Records about charts and figures
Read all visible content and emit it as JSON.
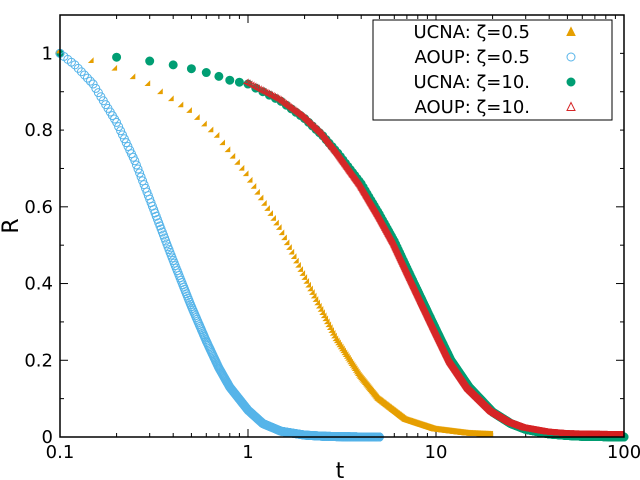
{
  "chart_data": {
    "type": "scatter",
    "title": "",
    "xlabel": "t",
    "ylabel": "R",
    "xscale": "log",
    "xlim": [
      0.1,
      100
    ],
    "ylim": [
      0,
      1.1
    ],
    "x_ticks": [
      0.1,
      1,
      10,
      100
    ],
    "x_tick_labels": [
      "0.1",
      "1",
      "10",
      "100"
    ],
    "y_ticks": [
      0,
      0.2,
      0.4,
      0.6,
      0.8,
      1
    ],
    "y_tick_labels": [
      "0",
      "0.2",
      "0.4",
      "0.6",
      "0.8",
      "1"
    ],
    "legend_position": "top-right",
    "series": [
      {
        "name": "UCNA: ζ=0.5",
        "marker": "triangle-filled",
        "color": "#e69f00",
        "x": [
          0.1,
          0.12,
          0.15,
          0.2,
          0.3,
          0.5,
          0.7,
          1.0,
          1.5,
          2.0,
          3.0,
          4.0,
          5.0,
          7.0,
          10,
          15,
          20
        ],
        "values": [
          1.0,
          0.99,
          0.975,
          0.955,
          0.915,
          0.845,
          0.78,
          0.68,
          0.54,
          0.42,
          0.25,
          0.155,
          0.095,
          0.04,
          0.015,
          0.004,
          0.001
        ]
      },
      {
        "name": "AOUP: ζ=0.5",
        "marker": "circle-open",
        "color": "#56b4e9",
        "x": [
          0.1,
          0.12,
          0.15,
          0.2,
          0.25,
          0.3,
          0.4,
          0.5,
          0.6,
          0.7,
          0.8,
          1.0,
          1.2,
          1.5,
          2.0,
          2.5,
          3.0,
          4.0,
          5.0
        ],
        "values": [
          1.0,
          0.97,
          0.92,
          0.82,
          0.72,
          0.62,
          0.46,
          0.34,
          0.25,
          0.18,
          0.13,
          0.07,
          0.035,
          0.015,
          0.005,
          0.002,
          0.001,
          0.0,
          0.0
        ]
      },
      {
        "name": "UCNA: ζ=10.",
        "marker": "circle-filled",
        "color": "#009e73",
        "x": [
          0.1,
          0.2,
          0.3,
          0.4,
          0.5,
          0.6,
          0.7,
          0.8,
          1.0,
          1.2,
          1.5,
          2.0,
          2.5,
          3.0,
          4.0,
          5.0,
          6.0,
          7.0,
          8.0,
          10,
          12,
          15,
          20,
          25,
          30,
          40,
          50,
          60,
          80,
          100
        ],
        "values": [
          1.0,
          0.99,
          0.98,
          0.97,
          0.96,
          0.95,
          0.94,
          0.93,
          0.92,
          0.9,
          0.875,
          0.83,
          0.785,
          0.74,
          0.66,
          0.58,
          0.51,
          0.44,
          0.38,
          0.28,
          0.2,
          0.13,
          0.065,
          0.035,
          0.02,
          0.008,
          0.004,
          0.002,
          0.001,
          0.0
        ]
      },
      {
        "name": "AOUP: ζ=10.",
        "marker": "triangle-open",
        "color": "#d62728",
        "x": [
          0.1,
          0.2,
          0.5,
          1.0,
          1.5,
          2.0,
          2.5,
          3.0,
          4.0,
          5.0,
          6.0,
          7.0,
          8.0,
          10,
          12,
          15,
          20,
          25,
          30,
          40,
          50,
          60,
          80,
          100
        ],
        "values": [
          1.0,
          0.99,
          0.96,
          0.92,
          0.875,
          0.83,
          0.785,
          0.735,
          0.65,
          0.57,
          0.5,
          0.43,
          0.37,
          0.27,
          0.19,
          0.12,
          0.06,
          0.032,
          0.018,
          0.007,
          0.003,
          0.002,
          0.001,
          0.0
        ]
      }
    ]
  }
}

* [What to produce]
What comes back should match the records exactly, minus any pictures.

* [Result for this exercise]
Read all visible content and emit it as JSON.
{
  "chart_data": {
    "type": "scatter",
    "title": "",
    "xlabel": "t",
    "ylabel": "R",
    "xscale": "log",
    "xlim": [
      0.1,
      100
    ],
    "ylim": [
      0,
      1.1
    ],
    "x_ticks": [
      0.1,
      1,
      10,
      100
    ],
    "x_tick_labels": [
      "0.1",
      "1",
      "10",
      "100"
    ],
    "y_ticks": [
      0,
      0.2,
      0.4,
      0.6,
      0.8,
      1
    ],
    "y_tick_labels": [
      "0",
      "0.2",
      "0.4",
      "0.6",
      "0.8",
      "1"
    ],
    "legend_position": "top-right",
    "series": [
      {
        "name": "UCNA: ζ=0.5",
        "marker": "triangle-filled",
        "color": "#e69f00",
        "x": [
          0.1,
          0.12,
          0.15,
          0.2,
          0.3,
          0.5,
          0.7,
          1.0,
          1.5,
          2.0,
          3.0,
          4.0,
          5.0,
          7.0,
          10,
          15,
          20
        ],
        "values": [
          1.0,
          0.99,
          0.975,
          0.955,
          0.915,
          0.845,
          0.78,
          0.68,
          0.54,
          0.42,
          0.25,
          0.155,
          0.095,
          0.04,
          0.015,
          0.004,
          0.001
        ]
      },
      {
        "name": "AOUP: ζ=0.5",
        "marker": "circle-open",
        "color": "#56b4e9",
        "x": [
          0.1,
          0.12,
          0.15,
          0.2,
          0.25,
          0.3,
          0.4,
          0.5,
          0.6,
          0.7,
          0.8,
          1.0,
          1.2,
          1.5,
          2.0,
          2.5,
          3.0,
          4.0,
          5.0
        ],
        "values": [
          1.0,
          0.97,
          0.92,
          0.82,
          0.72,
          0.62,
          0.46,
          0.34,
          0.25,
          0.18,
          0.13,
          0.07,
          0.035,
          0.015,
          0.005,
          0.002,
          0.001,
          0.0,
          0.0
        ]
      },
      {
        "name": "UCNA: ζ=10.",
        "marker": "circle-filled",
        "color": "#009e73",
        "x": [
          0.1,
          0.2,
          0.3,
          0.4,
          0.5,
          0.6,
          0.7,
          0.8,
          1.0,
          1.2,
          1.5,
          2.0,
          2.5,
          3.0,
          4.0,
          5.0,
          6.0,
          7.0,
          8.0,
          10,
          12,
          15,
          20,
          25,
          30,
          40,
          50,
          60,
          80,
          100
        ],
        "values": [
          1.0,
          0.99,
          0.98,
          0.97,
          0.96,
          0.95,
          0.94,
          0.93,
          0.92,
          0.9,
          0.875,
          0.83,
          0.785,
          0.74,
          0.66,
          0.58,
          0.51,
          0.44,
          0.38,
          0.28,
          0.2,
          0.13,
          0.065,
          0.035,
          0.02,
          0.008,
          0.004,
          0.002,
          0.001,
          0.0
        ]
      },
      {
        "name": "AOUP: ζ=10.",
        "marker": "triangle-open",
        "color": "#d62728",
        "x": [
          0.1,
          0.2,
          0.5,
          1.0,
          1.5,
          2.0,
          2.5,
          3.0,
          4.0,
          5.0,
          6.0,
          7.0,
          8.0,
          10,
          12,
          15,
          20,
          25,
          30,
          40,
          50,
          60,
          80,
          100
        ],
        "values": [
          1.0,
          0.99,
          0.96,
          0.92,
          0.875,
          0.83,
          0.785,
          0.735,
          0.65,
          0.57,
          0.5,
          0.43,
          0.37,
          0.27,
          0.19,
          0.12,
          0.06,
          0.032,
          0.018,
          0.007,
          0.003,
          0.002,
          0.001,
          0.0
        ]
      }
    ]
  }
}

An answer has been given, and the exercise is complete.